## INSTRUCTIONS FOR THE TASK
Repeat each entry exactly and drop the pictures.

## EXERCISE INPUTS

'''

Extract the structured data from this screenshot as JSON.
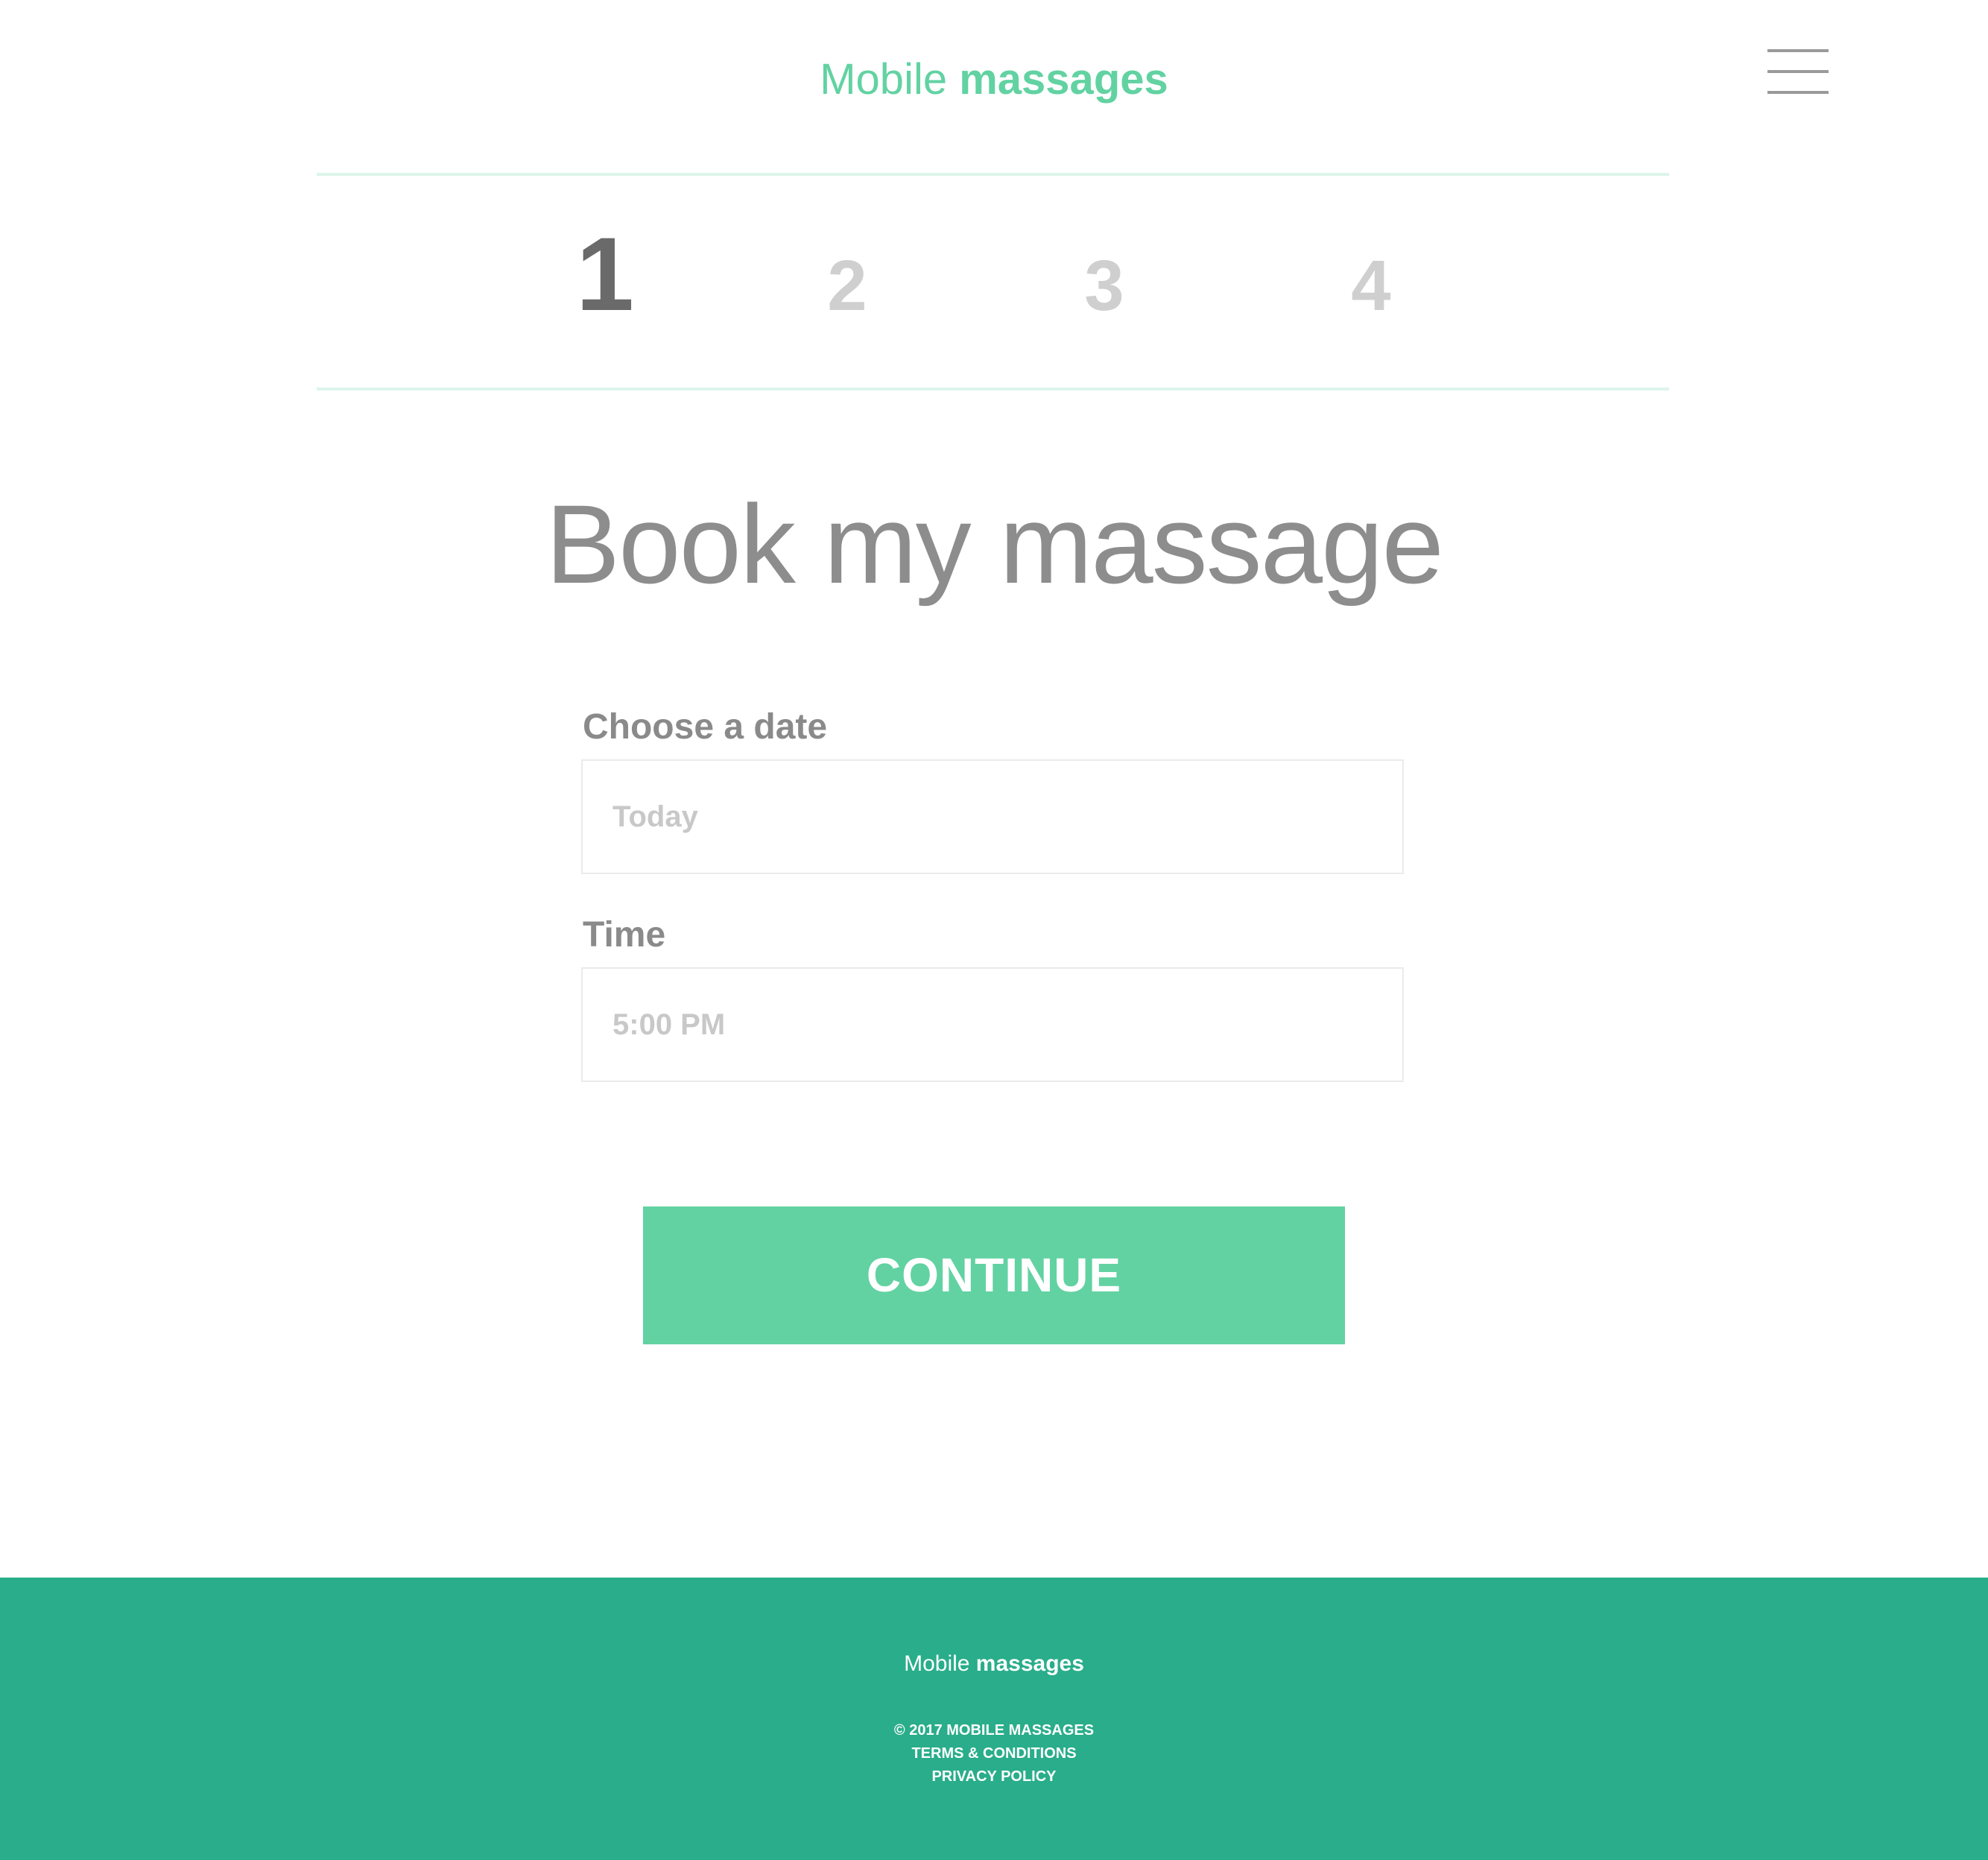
{
  "header": {
    "logo_light": "Mobile",
    "logo_bold": "massages",
    "menu_icon": "hamburger-menu-icon"
  },
  "steps": {
    "items": [
      "1",
      "2",
      "3",
      "4"
    ],
    "active_index": 0
  },
  "main": {
    "title": "Book my massage",
    "date_field": {
      "label": "Choose a date",
      "placeholder": "Today"
    },
    "time_field": {
      "label": "Time",
      "placeholder": "5:00 PM"
    },
    "continue_label": "CONTINUE"
  },
  "footer": {
    "logo_light": "Mobile",
    "logo_bold": "massages",
    "copyright": "© 2017 MOBILE MASSAGES",
    "terms": "TERMS & CONDITIONS",
    "privacy": "PRIVACY POLICY"
  },
  "colors": {
    "accent": "#62d2a2",
    "footer_bg": "#29ad8a",
    "divider": "#dcf5ea",
    "title_text": "#8d8d8d"
  }
}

'''

## THE SOLUTION
Extract the structured data from this screenshot as JSON.
{
  "header": {
    "logo_light": "Mobile",
    "logo_bold": "massages",
    "menu_icon": "hamburger-menu-icon"
  },
  "steps": {
    "items": [
      "1",
      "2",
      "3",
      "4"
    ],
    "active_index": 0
  },
  "main": {
    "title": "Book my massage",
    "date_field": {
      "label": "Choose a date",
      "placeholder": "Today"
    },
    "time_field": {
      "label": "Time",
      "placeholder": "5:00 PM"
    },
    "continue_label": "CONTINUE"
  },
  "footer": {
    "logo_light": "Mobile",
    "logo_bold": "massages",
    "copyright": "© 2017 MOBILE MASSAGES",
    "terms": "TERMS & CONDITIONS",
    "privacy": "PRIVACY POLICY"
  },
  "colors": {
    "accent": "#62d2a2",
    "footer_bg": "#29ad8a",
    "divider": "#dcf5ea",
    "title_text": "#8d8d8d"
  }
}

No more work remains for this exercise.